[THE TASK]: Write out all of the data without omission, exactly as shown.

[DATA]:
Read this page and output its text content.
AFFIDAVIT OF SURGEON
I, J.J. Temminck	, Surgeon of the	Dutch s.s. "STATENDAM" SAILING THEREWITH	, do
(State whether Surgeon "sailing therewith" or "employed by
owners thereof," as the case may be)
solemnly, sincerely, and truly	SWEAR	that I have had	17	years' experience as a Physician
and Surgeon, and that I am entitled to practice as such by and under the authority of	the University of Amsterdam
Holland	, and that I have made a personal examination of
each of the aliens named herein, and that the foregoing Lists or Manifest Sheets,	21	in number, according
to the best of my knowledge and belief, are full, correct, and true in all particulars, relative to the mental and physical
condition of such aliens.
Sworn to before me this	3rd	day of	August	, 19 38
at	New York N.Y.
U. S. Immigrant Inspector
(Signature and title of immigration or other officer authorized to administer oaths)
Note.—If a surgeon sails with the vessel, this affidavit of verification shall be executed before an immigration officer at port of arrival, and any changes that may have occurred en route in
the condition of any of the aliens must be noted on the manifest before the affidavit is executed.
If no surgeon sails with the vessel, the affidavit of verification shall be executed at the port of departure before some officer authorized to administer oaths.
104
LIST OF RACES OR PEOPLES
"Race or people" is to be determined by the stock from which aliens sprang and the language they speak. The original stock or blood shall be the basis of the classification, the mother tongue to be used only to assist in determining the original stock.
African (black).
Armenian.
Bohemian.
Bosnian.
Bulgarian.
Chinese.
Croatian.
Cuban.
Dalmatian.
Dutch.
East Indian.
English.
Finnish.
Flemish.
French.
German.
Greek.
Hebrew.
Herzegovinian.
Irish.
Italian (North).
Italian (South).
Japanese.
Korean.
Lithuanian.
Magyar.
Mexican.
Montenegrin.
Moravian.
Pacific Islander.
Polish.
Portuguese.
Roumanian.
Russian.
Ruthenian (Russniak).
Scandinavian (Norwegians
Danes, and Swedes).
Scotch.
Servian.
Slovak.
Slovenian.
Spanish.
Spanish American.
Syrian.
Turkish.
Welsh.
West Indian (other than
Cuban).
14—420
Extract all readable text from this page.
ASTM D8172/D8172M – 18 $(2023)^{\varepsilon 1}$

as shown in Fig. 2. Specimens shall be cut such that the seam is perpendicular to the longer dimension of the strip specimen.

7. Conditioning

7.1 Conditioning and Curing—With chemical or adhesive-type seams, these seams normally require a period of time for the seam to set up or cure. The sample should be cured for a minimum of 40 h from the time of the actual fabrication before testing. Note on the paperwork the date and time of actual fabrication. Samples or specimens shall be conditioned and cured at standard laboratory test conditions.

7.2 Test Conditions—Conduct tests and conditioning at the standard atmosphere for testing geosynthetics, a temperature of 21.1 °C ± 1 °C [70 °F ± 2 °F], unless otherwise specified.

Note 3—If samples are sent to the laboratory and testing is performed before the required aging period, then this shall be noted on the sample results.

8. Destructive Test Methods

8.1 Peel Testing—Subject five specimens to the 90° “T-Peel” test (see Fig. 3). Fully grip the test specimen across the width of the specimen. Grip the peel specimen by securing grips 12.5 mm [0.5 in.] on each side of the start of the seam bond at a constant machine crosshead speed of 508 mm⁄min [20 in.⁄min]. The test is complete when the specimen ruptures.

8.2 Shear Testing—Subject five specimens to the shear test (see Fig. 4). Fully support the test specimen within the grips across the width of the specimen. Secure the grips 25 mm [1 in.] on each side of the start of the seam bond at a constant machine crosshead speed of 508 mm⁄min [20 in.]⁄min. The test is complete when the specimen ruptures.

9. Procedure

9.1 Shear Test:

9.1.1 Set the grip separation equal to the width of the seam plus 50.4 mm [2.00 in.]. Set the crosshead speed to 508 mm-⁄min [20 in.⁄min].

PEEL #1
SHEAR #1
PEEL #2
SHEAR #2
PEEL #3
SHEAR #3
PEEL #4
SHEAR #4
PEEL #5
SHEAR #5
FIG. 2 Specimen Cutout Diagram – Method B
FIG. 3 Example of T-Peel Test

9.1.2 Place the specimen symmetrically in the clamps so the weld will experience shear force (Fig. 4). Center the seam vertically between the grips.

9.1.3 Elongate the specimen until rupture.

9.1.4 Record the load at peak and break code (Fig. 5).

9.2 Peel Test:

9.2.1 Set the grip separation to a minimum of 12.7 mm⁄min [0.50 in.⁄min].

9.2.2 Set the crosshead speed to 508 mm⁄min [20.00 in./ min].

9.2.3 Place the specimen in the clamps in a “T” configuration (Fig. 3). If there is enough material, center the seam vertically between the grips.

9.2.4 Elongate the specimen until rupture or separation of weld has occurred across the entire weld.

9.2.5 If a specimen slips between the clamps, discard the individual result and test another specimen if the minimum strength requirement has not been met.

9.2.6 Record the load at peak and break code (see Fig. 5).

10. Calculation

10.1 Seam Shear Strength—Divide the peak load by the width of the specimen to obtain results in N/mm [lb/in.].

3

[TASK OUTPUT]:
Read this page and output its text content.
AFFIDAVIT OF SURGEON
I, J.J. Temminck	, Surgeon of the	Dutch s.s. "STATENDAM" SAILING THEREWITH	, do
(State whether Surgeon "sailing therewith" or "employed by
owners thereof," as the case may be)
solemnly, sincerely, and truly	SWEAR	that I have had	17	years' experience as a Physician
and Surgeon, and that I am entitled to practice as such by and under the authority of	the University of Amsterdam
Holland	, and that I have made a personal examination of
each of the aliens named herein, and that the foregoing Lists or Manifest Sheets,	21	in number, according
to the best of my knowledge and belief, are full, correct, and true in all particulars, relative to the mental and physical
condition of such aliens.
Sworn to before me this	3rd	day of	August	, 19 38
at	New York N.Y.
U. S. Immigrant Inspector
(Signature and title of immigration or other officer authorized to administer oaths)
Note.—If a surgeon sails with the vessel, this affidavit of verification shall be executed before an immigration officer at port of arrival, and any changes that may have occurred en route in
the condition of any of the aliens must be noted on the manifest before the affidavit is executed.
If no surgeon sails with the vessel, the affidavit of verification shall be executed at the port of departure before some officer authorized to administer oaths.
104
LIST OF RACES OR PEOPLES
"Race or people" is to be determined by the stock from which aliens sprang and the language they speak. The original stock or blood shall be the basis of the classification, the mother tongue to be used only to assist in determining the original stock.
African (black).
Armenian.
Bohemian.
Bosnian.
Bulgarian.
Chinese.
Croatian.
Cuban.
Dalmatian.
Dutch.
East Indian.
English.
Finnish.
Flemish.
French.
German.
Greek.
Hebrew.
Herzegovinian.
Irish.
Italian (North).
Italian (South).
Japanese.
Korean.
Lithuanian.
Magyar.
Mexican.
Montenegrin.
Moravian.
Pacific Islander.
Polish.
Portuguese.
Roumanian.
Russian.
Ruthenian (Russniak).
Scandinavian (Norwegians
Danes, and Swedes).
Scotch.
Servian.
Slovak.
Slovenian.
Spanish.
Spanish American.
Syrian.
Turkish.
Welsh.
West Indian (other than
Cuban).
14—420
Extract all readable text from this page.
ASTM D8172/D8172M – 18 $(2023)^{\varepsilon 1}$

as shown in Fig. 2. Specimens shall be cut such that the seam is perpendicular to the longer dimension of the strip specimen.

7. Conditioning

7.1 Conditioning and Curing—With chemical or adhesive-type seams, these seams normally require a period of time for the seam to set up or cure. The sample should be cured for a minimum of 40 h from the time of the actual fabrication before testing. Note on the paperwork the date and time of actual fabrication. Samples or specimens shall be conditioned and cured at standard laboratory test conditions.

7.2 Test Conditions—Conduct tests and conditioning at the standard atmosphere for testing geosynthetics, a temperature of 21.1 °C ± 1 °C [70 °F ± 2 °F], unless otherwise specified.

Note 3—If samples are sent to the laboratory and testing is performed before the required aging period, then this shall be noted on the sample results.

8. Destructive Test Methods

8.1 Peel Testing—Subject five specimens to the 90° “T-Peel” test (see Fig. 3). Fully grip the test specimen across the width of the specimen. Grip the peel specimen by securing grips 12.5 mm [0.5 in.] on each side of the start of the seam bond at a constant machine crosshead speed of 508 mm⁄min [20 in.⁄min]. The test is complete when the specimen ruptures.

8.2 Shear Testing—Subject five specimens to the shear test (see Fig. 4). Fully support the test specimen within the grips across the width of the specimen. Secure the grips 25 mm [1 in.] on each side of the start of the seam bond at a constant machine crosshead speed of 508 mm⁄min [20 in.]⁄min. The test is complete when the specimen ruptures.

9. Procedure

9.1 Shear Test:

9.1.1 Set the grip separation equal to the width of the seam plus 50.4 mm [2.00 in.]. Set the crosshead speed to 508 mm-⁄min [20 in.⁄min].

PEEL #1
SHEAR #1
PEEL #2
SHEAR #2
PEEL #3
SHEAR #3
PEEL #4
SHEAR #4
PEEL #5
SHEAR #5
FIG. 2 Specimen Cutout Diagram – Method B
FIG. 3 Example of T-Peel Test

9.1.2 Place the specimen symmetrically in the clamps so the weld will experience shear force (Fig. 4). Center the seam vertically between the grips.

9.1.3 Elongate the specimen until rupture.

9.1.4 Record the load at peak and break code (Fig. 5).

9.2 Peel Test:

9.2.1 Set the grip separation to a minimum of 12.7 mm⁄min [0.50 in.⁄min].

9.2.2 Set the crosshead speed to 508 mm⁄min [20.00 in./ min].

9.2.3 Place the specimen in the clamps in a “T” configuration (Fig. 3). If there is enough material, center the seam vertically between the grips.

9.2.4 Elongate the specimen until rupture or separation of weld has occurred across the entire weld.

9.2.5 If a specimen slips between the clamps, discard the individual result and test another specimen if the minimum strength requirement has not been met.

9.2.6 Record the load at peak and break code (see Fig. 5).

10. Calculation

10.1 Seam Shear Strength—Divide the peak load by the width of the specimen to obtain results in N/mm [lb/in.].

3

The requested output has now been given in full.